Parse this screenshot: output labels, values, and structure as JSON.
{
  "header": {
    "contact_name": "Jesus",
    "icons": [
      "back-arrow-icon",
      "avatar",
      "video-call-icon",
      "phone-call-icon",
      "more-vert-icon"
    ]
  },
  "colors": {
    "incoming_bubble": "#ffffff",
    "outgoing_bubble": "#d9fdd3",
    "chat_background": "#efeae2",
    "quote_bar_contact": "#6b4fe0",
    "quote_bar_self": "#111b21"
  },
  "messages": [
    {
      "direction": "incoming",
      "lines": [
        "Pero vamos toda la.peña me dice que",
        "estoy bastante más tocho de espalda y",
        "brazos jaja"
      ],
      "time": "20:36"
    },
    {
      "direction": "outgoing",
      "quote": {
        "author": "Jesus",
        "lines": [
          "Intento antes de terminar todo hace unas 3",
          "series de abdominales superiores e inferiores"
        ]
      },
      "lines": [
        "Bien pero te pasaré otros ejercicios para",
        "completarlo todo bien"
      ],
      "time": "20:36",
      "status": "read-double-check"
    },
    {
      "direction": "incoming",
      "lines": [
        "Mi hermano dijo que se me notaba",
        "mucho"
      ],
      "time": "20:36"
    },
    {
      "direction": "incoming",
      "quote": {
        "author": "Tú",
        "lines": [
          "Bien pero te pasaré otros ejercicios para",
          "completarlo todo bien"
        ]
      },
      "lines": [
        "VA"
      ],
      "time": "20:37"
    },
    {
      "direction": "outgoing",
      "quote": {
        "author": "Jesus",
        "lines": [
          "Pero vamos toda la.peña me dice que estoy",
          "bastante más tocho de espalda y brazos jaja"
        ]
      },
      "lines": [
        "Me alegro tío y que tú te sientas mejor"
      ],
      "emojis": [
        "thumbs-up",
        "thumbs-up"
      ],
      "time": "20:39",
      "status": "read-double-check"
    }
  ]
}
◇ ◇ ◇ ◇
● What to work on
Your answer should be a single number: how many lines in the data above include "completarlo"?

● Exercise answer
2